* Start *
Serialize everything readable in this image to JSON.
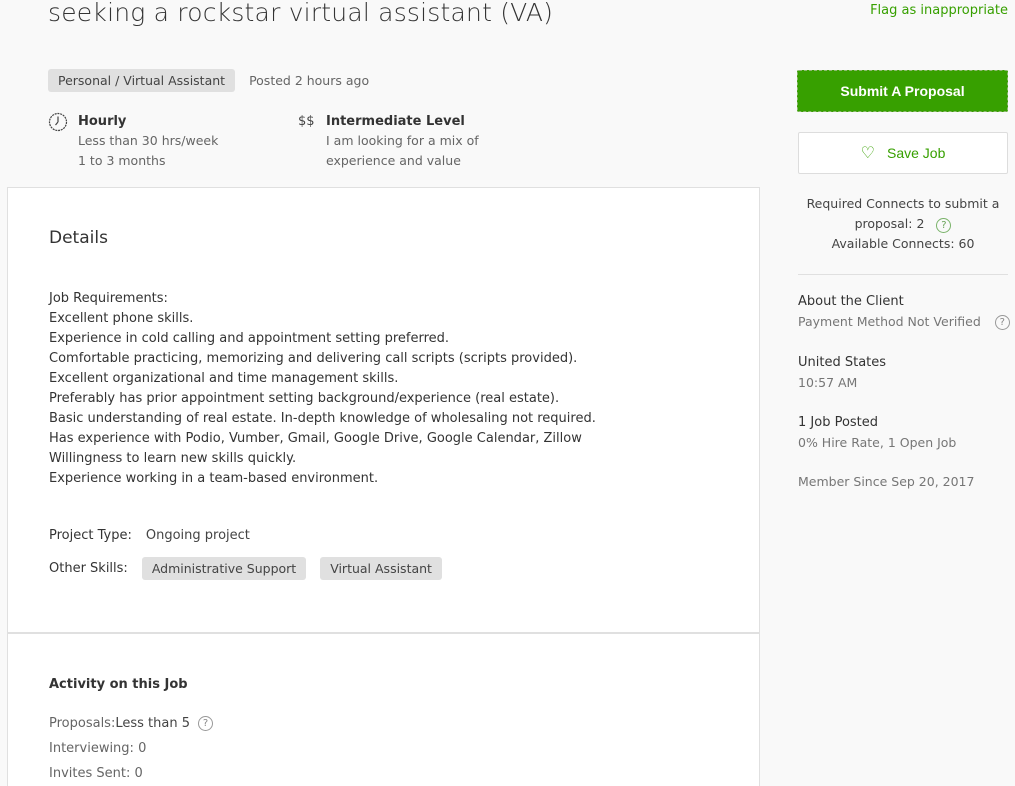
{
  "job": {
    "title": "seeking a rockstar virtual assistant (VA)",
    "flag_link": "Flag as inappropriate",
    "category": "Personal / Virtual Assistant",
    "posted": "Posted 2 hours ago",
    "features": [
      {
        "icon": "clock-icon",
        "title": "Hourly",
        "lines": [
          "Less than 30 hrs/week",
          "1 to 3 months"
        ]
      },
      {
        "icon": "dollar-icon",
        "icon_text": "$$",
        "title": "Intermediate Level",
        "lines": [
          "I am looking for a mix of",
          "experience and value"
        ]
      }
    ]
  },
  "details": {
    "heading": "Details",
    "requirements": [
      "Job Requirements:",
      "Excellent phone skills.",
      "Experience in cold calling and appointment setting preferred.",
      "Comfortable practicing, memorizing and delivering call scripts (scripts provided).",
      "Excellent organizational and time management skills.",
      "Preferably has prior appointment setting background/experience (real estate).",
      "Basic understanding of real estate. In-depth knowledge of wholesaling not required.",
      "Has experience with Podio, Vumber, Gmail, Google Drive, Google Calendar, Zillow",
      "Willingness to learn new skills quickly.",
      "Experience working in a team-based environment."
    ],
    "project_type_label": "Project Type:",
    "project_type_value": "Ongoing project",
    "other_skills_label": "Other Skills:",
    "skills": [
      "Administrative Support",
      "Virtual Assistant"
    ]
  },
  "activity": {
    "heading": "Activity on this Job",
    "proposals_label": "Proposals:",
    "proposals_value": "Less than 5",
    "interviewing": "Interviewing: 0",
    "invites_sent": "Invites Sent: 0"
  },
  "sidebar": {
    "submit_label": "Submit A Proposal",
    "save_label": "Save Job",
    "connects_line1": "Required Connects to submit a",
    "connects_line2": "proposal: 2",
    "connects_line3": "Available Connects: 60",
    "client": {
      "heading": "About the Client",
      "payment": "Payment Method Not Verified",
      "country": "United States",
      "local_time": "10:57 AM",
      "jobs_posted": "1 Job Posted",
      "hire_rate": "0% Hire Rate, 1 Open Job",
      "member_since": "Member Since Sep 20, 2017"
    }
  },
  "colors": {
    "accent": "#37a000",
    "chip_bg": "#e0e0e0",
    "page_bg": "#f9f9f9"
  }
}
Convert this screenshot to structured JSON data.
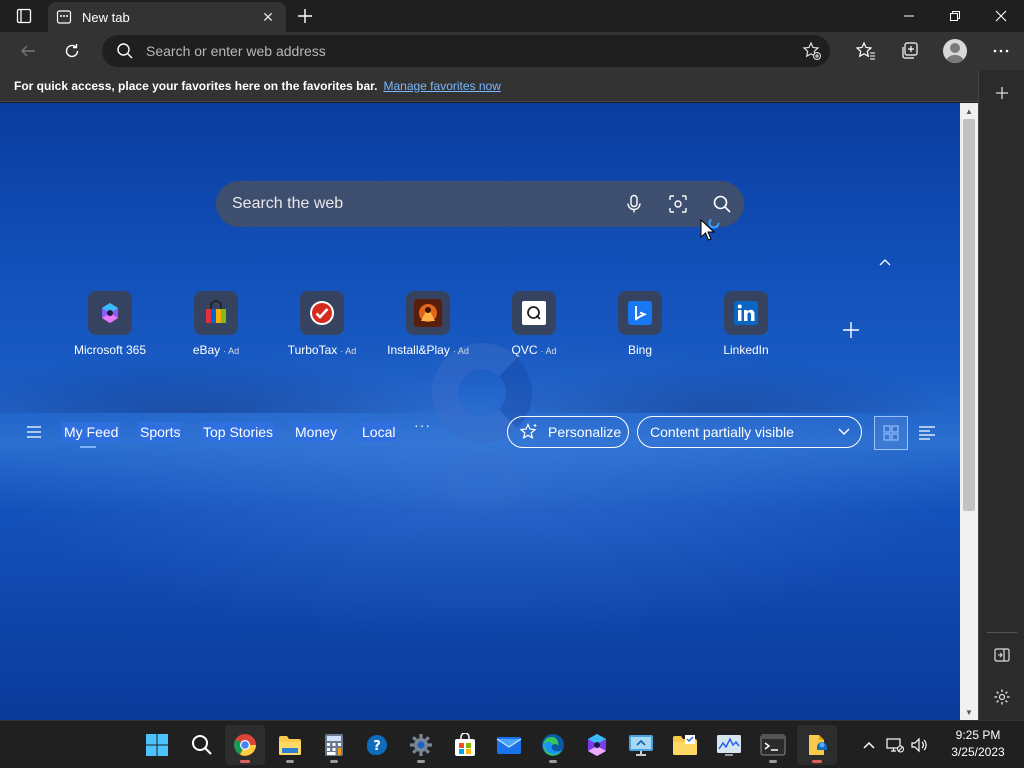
{
  "browser": {
    "tab_title": "New tab",
    "address_placeholder": "Search or enter web address"
  },
  "favorites_bar": {
    "message": "For quick access, place your favorites here on the favorites bar.",
    "link": "Manage favorites now"
  },
  "newtab": {
    "search_placeholder": "Search the web",
    "quick_links": [
      {
        "label": "Microsoft 365",
        "ad": ""
      },
      {
        "label": "eBay",
        "ad": "· Ad"
      },
      {
        "label": "TurboTax",
        "ad": "· Ad"
      },
      {
        "label": "Install&Play",
        "ad": "· Ad"
      },
      {
        "label": "QVC",
        "ad": "· Ad"
      },
      {
        "label": "Bing",
        "ad": ""
      },
      {
        "label": "LinkedIn",
        "ad": ""
      }
    ],
    "feed_nav": [
      "My Feed",
      "Sports",
      "Top Stories",
      "Money",
      "Local"
    ],
    "more": "···",
    "personalize": "Personalize",
    "content_visibility": "Content partially visible"
  },
  "taskbar": {
    "time": "9:25 PM",
    "date": "3/25/2023"
  },
  "colors": {
    "accent": "#2f6fe0",
    "link": "#79b8ff",
    "chrome_dark": "#1f1f1f",
    "chrome": "#333333"
  }
}
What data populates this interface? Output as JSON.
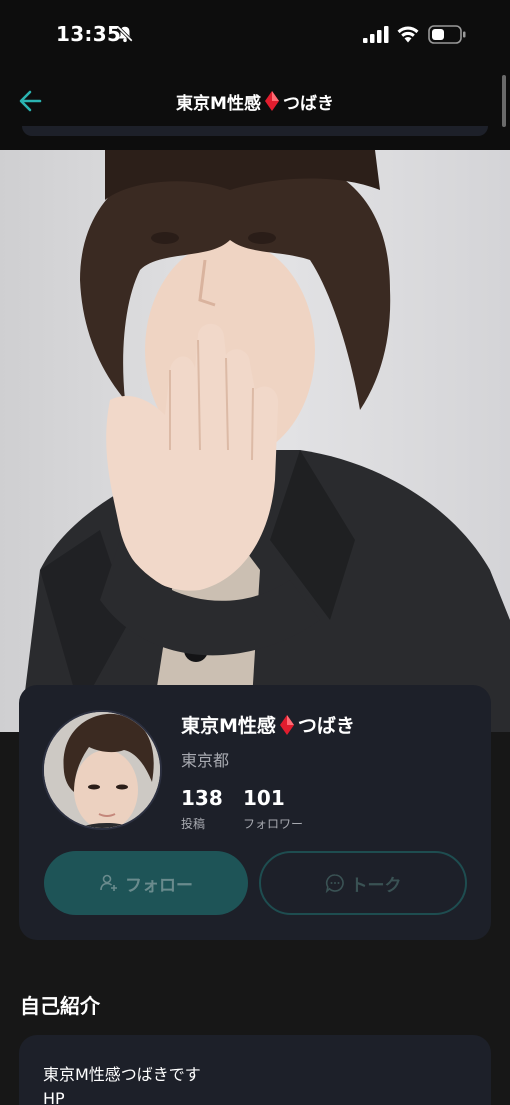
* End *
Of all the lines above, how many contain "appointment"? Give the number and nothing more.

-- FULL ANSWER --
2